▶ _Provided records_:
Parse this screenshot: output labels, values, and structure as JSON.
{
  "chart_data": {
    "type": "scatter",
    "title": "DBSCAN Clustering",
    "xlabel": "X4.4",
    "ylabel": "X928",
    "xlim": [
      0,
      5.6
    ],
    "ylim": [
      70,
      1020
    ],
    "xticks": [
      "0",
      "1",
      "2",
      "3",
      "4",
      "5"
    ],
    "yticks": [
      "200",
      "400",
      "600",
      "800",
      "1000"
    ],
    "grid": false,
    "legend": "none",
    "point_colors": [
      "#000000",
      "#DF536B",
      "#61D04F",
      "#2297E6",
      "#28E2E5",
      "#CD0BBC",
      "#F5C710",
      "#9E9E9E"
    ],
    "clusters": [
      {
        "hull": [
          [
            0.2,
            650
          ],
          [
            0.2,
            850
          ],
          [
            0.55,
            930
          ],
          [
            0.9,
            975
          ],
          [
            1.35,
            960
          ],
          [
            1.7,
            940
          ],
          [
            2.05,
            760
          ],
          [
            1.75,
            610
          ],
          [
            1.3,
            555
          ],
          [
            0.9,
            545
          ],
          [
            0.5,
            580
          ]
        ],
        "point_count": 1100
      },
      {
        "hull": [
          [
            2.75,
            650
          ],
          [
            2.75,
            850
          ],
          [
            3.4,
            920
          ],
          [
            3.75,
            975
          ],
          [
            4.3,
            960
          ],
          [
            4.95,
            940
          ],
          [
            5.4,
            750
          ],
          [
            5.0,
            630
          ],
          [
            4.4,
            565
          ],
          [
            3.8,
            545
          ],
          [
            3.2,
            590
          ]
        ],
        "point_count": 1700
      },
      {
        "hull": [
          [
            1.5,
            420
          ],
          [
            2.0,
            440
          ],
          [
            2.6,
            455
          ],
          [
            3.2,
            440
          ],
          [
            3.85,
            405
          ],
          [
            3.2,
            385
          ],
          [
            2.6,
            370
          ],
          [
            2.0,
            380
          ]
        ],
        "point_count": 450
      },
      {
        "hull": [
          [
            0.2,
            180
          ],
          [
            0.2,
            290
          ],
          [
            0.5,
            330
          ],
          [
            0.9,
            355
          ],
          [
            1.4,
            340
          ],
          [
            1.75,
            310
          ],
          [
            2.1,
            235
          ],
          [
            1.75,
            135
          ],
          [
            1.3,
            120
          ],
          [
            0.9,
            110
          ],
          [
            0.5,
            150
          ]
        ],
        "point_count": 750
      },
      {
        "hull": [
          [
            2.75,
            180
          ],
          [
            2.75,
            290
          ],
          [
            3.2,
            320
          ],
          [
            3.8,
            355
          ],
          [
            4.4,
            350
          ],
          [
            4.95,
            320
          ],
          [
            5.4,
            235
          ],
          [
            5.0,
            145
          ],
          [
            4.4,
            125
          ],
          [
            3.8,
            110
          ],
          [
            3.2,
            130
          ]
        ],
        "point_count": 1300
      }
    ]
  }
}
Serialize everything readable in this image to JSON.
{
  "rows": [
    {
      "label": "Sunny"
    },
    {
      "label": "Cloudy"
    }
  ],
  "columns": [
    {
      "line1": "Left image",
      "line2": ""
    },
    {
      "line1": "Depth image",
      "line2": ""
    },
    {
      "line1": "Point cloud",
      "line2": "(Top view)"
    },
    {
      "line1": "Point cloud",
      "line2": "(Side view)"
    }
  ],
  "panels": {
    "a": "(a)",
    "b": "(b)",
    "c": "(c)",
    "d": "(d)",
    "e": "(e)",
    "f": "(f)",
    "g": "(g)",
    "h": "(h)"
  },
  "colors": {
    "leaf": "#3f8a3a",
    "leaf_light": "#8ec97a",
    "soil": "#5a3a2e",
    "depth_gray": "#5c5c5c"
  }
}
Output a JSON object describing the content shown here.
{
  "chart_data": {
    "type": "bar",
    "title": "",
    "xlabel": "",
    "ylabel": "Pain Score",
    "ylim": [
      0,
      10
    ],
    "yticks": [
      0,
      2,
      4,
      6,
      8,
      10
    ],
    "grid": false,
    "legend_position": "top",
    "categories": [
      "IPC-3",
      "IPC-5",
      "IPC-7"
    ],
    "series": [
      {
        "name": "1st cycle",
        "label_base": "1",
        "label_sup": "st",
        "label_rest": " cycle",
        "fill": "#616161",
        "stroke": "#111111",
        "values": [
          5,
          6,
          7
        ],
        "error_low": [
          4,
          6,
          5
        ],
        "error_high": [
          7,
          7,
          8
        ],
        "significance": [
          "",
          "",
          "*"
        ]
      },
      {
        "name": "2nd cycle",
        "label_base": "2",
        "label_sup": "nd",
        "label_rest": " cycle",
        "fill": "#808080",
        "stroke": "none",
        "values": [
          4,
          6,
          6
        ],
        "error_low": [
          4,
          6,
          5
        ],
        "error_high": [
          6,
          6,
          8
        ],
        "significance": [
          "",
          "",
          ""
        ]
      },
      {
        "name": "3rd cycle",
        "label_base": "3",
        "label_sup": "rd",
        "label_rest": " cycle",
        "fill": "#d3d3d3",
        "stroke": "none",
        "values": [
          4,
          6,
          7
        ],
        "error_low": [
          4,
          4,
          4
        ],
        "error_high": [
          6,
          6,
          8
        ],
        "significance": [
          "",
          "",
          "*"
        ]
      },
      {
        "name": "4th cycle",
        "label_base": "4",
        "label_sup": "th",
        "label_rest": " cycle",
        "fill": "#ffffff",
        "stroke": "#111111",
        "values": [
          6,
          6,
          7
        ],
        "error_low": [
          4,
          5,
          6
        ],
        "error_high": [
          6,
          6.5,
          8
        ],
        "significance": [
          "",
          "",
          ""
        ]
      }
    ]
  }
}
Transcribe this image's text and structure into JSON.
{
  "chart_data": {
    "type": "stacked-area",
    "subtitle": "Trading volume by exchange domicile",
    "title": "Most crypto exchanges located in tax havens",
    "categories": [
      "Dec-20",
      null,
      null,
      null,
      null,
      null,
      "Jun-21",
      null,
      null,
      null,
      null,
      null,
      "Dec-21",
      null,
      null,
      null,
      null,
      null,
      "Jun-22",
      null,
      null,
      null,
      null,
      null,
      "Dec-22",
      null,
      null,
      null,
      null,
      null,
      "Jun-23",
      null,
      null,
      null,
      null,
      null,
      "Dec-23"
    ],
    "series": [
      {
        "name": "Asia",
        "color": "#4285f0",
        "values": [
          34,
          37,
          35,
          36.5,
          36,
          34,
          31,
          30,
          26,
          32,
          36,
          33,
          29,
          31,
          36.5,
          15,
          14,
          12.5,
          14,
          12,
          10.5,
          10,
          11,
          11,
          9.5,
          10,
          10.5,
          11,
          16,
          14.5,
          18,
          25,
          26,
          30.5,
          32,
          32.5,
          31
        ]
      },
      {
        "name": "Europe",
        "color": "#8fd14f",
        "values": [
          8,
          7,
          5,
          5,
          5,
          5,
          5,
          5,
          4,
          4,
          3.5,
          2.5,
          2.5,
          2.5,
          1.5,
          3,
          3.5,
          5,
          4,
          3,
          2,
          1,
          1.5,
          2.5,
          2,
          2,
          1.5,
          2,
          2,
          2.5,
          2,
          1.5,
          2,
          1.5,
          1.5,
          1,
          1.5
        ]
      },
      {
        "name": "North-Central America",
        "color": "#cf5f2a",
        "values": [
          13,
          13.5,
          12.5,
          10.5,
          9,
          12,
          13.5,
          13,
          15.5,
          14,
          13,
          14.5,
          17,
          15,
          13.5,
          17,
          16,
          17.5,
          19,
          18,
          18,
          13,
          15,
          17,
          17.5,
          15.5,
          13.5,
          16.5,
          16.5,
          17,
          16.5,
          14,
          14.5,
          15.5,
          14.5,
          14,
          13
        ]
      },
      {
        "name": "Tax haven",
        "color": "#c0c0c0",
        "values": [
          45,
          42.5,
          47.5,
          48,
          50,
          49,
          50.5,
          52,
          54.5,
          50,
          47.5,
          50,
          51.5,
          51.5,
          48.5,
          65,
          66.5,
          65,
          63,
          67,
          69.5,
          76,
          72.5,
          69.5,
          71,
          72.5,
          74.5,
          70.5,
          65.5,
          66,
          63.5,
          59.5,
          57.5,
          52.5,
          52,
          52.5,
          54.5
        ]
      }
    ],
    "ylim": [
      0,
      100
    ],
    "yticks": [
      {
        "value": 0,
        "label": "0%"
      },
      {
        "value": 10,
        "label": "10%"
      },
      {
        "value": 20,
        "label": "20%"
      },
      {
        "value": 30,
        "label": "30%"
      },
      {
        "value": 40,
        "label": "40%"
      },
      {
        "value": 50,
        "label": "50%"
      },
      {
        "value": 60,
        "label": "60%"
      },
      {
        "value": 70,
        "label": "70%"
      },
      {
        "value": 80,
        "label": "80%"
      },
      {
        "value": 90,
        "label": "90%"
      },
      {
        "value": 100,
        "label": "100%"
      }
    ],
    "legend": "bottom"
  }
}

▶ _Task description_: From the entries above, return each line with the word "structure" in it.

▶ _Response to the exercise_:
Parse this screenshot: output labels, values, and structure as JSON.
Transcribe this image's text and structure into JSON.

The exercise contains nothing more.